▶ _YOUR GOAL_: Among the entries, how many lines carry the string "vital"? Give the number and nothing else.

▶ _INPUT DATA_:
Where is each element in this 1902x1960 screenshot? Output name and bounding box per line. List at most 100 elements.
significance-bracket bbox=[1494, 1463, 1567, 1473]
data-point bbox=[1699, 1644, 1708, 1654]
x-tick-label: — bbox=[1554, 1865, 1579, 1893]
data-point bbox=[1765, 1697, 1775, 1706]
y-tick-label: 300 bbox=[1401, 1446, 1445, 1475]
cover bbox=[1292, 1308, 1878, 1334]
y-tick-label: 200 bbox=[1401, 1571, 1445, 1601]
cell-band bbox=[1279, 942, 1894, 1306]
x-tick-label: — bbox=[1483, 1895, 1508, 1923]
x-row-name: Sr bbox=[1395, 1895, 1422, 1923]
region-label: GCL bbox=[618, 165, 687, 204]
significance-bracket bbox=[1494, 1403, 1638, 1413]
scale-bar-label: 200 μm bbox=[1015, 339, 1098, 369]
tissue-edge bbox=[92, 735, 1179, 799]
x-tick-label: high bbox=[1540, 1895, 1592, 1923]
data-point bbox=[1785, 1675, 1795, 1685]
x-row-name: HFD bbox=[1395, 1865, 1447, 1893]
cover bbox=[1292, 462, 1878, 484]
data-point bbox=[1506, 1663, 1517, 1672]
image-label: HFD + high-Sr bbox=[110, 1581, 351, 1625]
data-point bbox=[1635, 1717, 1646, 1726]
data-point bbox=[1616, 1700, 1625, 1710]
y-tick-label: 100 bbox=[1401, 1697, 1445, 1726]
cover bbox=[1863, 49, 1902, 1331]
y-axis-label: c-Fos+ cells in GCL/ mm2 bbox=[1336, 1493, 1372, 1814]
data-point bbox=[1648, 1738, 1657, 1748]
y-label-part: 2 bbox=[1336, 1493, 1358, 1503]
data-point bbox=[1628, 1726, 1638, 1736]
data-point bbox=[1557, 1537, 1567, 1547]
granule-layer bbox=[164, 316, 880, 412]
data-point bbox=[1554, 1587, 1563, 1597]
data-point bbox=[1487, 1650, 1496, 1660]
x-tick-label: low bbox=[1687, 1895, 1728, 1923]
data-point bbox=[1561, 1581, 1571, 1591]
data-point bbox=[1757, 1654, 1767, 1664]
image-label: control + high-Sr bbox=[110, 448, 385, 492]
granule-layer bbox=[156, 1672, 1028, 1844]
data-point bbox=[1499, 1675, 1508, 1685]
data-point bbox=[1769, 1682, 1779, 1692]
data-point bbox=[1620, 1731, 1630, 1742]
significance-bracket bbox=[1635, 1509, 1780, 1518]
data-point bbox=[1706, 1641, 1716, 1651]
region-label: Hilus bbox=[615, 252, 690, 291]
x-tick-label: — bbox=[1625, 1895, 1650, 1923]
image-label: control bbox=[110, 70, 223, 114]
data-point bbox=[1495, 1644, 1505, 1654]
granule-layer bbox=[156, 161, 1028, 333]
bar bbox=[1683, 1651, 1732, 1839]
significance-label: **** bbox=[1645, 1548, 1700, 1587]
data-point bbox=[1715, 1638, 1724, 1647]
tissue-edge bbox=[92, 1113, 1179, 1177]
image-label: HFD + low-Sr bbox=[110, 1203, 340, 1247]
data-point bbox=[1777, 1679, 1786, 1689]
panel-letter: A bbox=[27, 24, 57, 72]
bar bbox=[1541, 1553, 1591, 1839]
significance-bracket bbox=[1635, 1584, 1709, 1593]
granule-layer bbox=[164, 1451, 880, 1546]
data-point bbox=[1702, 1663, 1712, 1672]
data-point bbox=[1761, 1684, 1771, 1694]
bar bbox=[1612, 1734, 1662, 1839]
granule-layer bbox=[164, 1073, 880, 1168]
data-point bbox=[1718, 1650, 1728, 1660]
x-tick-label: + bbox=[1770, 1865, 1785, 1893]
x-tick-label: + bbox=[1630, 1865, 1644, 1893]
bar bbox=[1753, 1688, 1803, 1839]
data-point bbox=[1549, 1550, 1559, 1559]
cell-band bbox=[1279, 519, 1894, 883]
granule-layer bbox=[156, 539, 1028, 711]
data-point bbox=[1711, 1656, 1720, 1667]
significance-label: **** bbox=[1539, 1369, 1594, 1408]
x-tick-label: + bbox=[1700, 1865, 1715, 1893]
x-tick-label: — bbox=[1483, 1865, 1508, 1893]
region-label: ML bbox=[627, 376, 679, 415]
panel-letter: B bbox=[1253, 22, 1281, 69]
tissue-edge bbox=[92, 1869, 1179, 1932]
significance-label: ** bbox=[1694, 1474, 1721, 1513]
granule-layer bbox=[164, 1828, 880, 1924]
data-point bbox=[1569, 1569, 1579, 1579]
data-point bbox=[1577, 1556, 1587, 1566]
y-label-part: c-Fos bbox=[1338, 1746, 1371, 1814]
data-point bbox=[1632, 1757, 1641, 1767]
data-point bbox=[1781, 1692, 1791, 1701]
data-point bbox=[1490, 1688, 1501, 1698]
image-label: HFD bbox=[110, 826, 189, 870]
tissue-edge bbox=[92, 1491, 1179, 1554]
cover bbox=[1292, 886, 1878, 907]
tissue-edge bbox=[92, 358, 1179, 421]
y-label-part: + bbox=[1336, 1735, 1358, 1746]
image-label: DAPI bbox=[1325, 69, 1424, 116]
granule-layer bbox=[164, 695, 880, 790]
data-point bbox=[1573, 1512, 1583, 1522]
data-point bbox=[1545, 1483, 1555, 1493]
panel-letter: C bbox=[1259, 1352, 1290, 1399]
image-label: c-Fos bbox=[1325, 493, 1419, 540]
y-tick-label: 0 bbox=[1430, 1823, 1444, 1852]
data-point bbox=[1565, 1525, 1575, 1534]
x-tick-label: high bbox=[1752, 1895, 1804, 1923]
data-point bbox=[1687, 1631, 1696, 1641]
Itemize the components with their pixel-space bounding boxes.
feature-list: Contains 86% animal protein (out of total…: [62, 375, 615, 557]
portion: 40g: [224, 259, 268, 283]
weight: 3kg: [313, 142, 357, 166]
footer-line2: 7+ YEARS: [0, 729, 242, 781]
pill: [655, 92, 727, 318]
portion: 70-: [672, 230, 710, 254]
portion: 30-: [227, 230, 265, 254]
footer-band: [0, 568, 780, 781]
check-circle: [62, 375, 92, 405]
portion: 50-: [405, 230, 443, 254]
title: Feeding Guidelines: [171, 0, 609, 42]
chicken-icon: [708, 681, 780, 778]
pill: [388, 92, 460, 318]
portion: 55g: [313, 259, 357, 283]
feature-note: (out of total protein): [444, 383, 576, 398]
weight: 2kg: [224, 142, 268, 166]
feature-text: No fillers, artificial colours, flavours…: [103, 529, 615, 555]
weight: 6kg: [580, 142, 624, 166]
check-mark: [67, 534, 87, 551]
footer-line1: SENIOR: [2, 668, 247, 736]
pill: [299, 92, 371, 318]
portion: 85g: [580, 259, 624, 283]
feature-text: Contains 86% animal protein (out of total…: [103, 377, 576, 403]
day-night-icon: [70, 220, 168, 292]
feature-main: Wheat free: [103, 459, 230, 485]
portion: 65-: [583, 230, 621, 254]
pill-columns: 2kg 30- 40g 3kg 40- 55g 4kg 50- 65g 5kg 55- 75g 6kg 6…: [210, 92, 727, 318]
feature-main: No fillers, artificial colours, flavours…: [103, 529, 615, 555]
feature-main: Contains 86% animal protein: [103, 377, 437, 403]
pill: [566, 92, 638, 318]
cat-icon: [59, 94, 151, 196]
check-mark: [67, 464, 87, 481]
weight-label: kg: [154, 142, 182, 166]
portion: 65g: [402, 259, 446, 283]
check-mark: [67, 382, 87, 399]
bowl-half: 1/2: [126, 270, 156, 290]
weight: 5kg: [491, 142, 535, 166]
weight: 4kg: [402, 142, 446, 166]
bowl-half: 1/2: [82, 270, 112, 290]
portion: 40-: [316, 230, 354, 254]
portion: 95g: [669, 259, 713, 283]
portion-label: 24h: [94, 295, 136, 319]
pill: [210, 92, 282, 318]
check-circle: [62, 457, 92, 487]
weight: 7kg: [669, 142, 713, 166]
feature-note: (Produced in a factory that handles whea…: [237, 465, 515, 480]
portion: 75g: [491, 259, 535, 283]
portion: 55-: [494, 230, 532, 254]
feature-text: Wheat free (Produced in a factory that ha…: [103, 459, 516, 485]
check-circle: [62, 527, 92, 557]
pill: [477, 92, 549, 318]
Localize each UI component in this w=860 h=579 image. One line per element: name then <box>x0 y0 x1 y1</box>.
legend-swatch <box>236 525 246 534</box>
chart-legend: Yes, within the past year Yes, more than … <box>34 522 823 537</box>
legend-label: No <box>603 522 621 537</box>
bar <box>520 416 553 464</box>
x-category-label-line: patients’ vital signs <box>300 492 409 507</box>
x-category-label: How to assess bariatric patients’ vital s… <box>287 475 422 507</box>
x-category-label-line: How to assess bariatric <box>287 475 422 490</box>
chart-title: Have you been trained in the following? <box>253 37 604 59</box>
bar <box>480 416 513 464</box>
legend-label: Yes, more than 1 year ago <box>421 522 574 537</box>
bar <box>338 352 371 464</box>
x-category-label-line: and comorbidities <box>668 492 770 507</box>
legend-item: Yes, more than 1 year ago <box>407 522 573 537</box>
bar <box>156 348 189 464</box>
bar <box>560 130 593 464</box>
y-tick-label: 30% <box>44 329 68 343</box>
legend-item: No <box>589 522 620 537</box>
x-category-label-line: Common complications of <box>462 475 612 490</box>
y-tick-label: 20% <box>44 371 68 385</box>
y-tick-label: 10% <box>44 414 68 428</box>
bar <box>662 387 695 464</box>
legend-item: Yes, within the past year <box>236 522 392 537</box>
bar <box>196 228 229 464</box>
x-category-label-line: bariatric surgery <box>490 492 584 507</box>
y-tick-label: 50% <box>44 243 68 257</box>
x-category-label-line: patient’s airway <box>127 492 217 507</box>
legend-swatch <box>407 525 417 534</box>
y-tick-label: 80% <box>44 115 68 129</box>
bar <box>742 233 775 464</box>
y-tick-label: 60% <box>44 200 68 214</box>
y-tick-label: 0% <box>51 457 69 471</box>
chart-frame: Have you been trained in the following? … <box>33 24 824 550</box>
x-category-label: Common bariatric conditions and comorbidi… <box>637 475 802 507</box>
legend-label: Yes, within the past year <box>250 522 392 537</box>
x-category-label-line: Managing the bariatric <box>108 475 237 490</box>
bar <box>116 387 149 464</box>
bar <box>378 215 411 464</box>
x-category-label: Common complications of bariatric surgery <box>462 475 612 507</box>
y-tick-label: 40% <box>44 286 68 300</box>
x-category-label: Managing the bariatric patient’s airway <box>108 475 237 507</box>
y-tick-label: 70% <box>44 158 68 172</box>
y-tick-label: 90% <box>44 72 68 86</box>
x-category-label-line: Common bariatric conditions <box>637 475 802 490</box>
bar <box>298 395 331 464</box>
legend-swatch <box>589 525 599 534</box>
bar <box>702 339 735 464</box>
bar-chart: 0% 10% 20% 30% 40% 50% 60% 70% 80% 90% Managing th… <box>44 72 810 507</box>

▶ _EXERCISE RESULT_: 2